— begin Record excerpts —

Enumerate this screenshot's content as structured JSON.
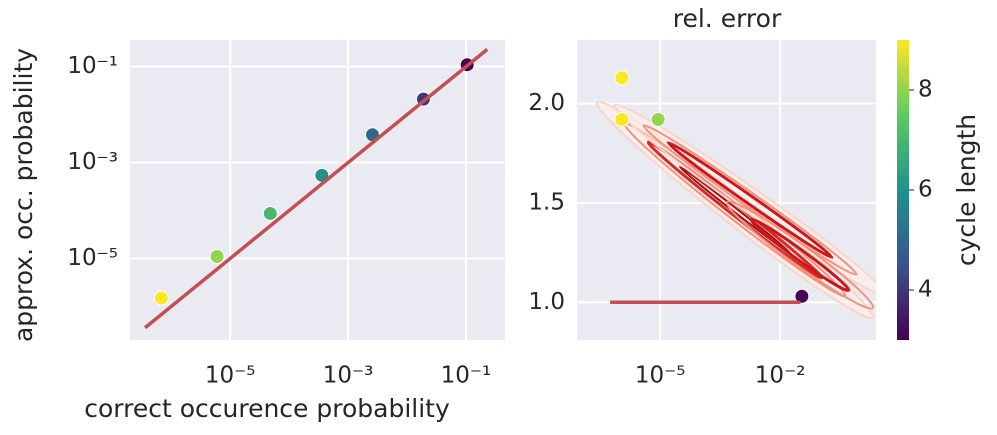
{
  "chart_data": [
    {
      "type": "scatter",
      "xlabel": "correct occurence probability",
      "ylabel": "approx. occ. probability",
      "xscale": "log",
      "yscale": "log",
      "grid": true,
      "xlim": [
        2e-07,
        0.46
      ],
      "ylim": [
        2e-07,
        0.36
      ],
      "xticks": [
        {
          "value": 1e-05,
          "label": "10⁻⁵"
        },
        {
          "value": 0.001,
          "label": "10⁻³"
        },
        {
          "value": 0.1,
          "label": "10⁻¹"
        }
      ],
      "yticks": [
        {
          "value": 1e-05,
          "label": "10⁻⁵"
        },
        {
          "value": 0.001,
          "label": "10⁻³"
        },
        {
          "value": 0.1,
          "label": "10⁻¹"
        }
      ],
      "points": {
        "x": [
          6.8e-07,
          6e-06,
          4.8e-05,
          0.00036,
          0.0026,
          0.019,
          0.105
        ],
        "y": [
          1.5e-06,
          1.1e-05,
          8.7e-05,
          0.00054,
          0.0038,
          0.021,
          0.11
        ],
        "c": [
          9,
          8,
          7,
          6,
          5,
          4,
          3
        ]
      },
      "line": {
        "x": [
          3.6e-07,
          0.23
        ],
        "y": [
          3.6e-07,
          0.23
        ],
        "color": "#c44e52"
      }
    },
    {
      "type": "scatter",
      "title": "rel. error",
      "xscale": "log",
      "yscale": "linear",
      "grid": true,
      "xlim": [
        8.3e-08,
        2.5
      ],
      "ylim": [
        0.81,
        2.32
      ],
      "xticks": [
        {
          "value": 1e-05,
          "label": "10⁻⁵"
        },
        {
          "value": 0.01,
          "label": "10⁻²"
        }
      ],
      "yticks": [
        {
          "value": 1,
          "label": "1.0"
        },
        1.5,
        {
          "value": 2,
          "label": "2.0"
        }
      ],
      "points": {
        "x": [
          1.1e-06,
          1.1e-06,
          8.9e-06,
          0.035
        ],
        "y": [
          2.13,
          1.92,
          1.92,
          1.03
        ],
        "c": [
          9,
          9,
          8,
          3
        ]
      },
      "line": {
        "x": [
          5.6e-07,
          0.032
        ],
        "y": [
          1,
          1
        ],
        "color": "#c44e52"
      },
      "colorbar": {
        "label": "cycle length",
        "colormap": "viridis",
        "clim": [
          3,
          9
        ],
        "ticks": [
          4,
          6,
          8
        ]
      }
    }
  ]
}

— end Record excerpts —

Prompt >> Lines that hold the word "probability" are the ones to return, every one of them.

Exercise answer >>
      "xlabel": "correct occurence probability",
      "ylabel": "approx. occ. probability",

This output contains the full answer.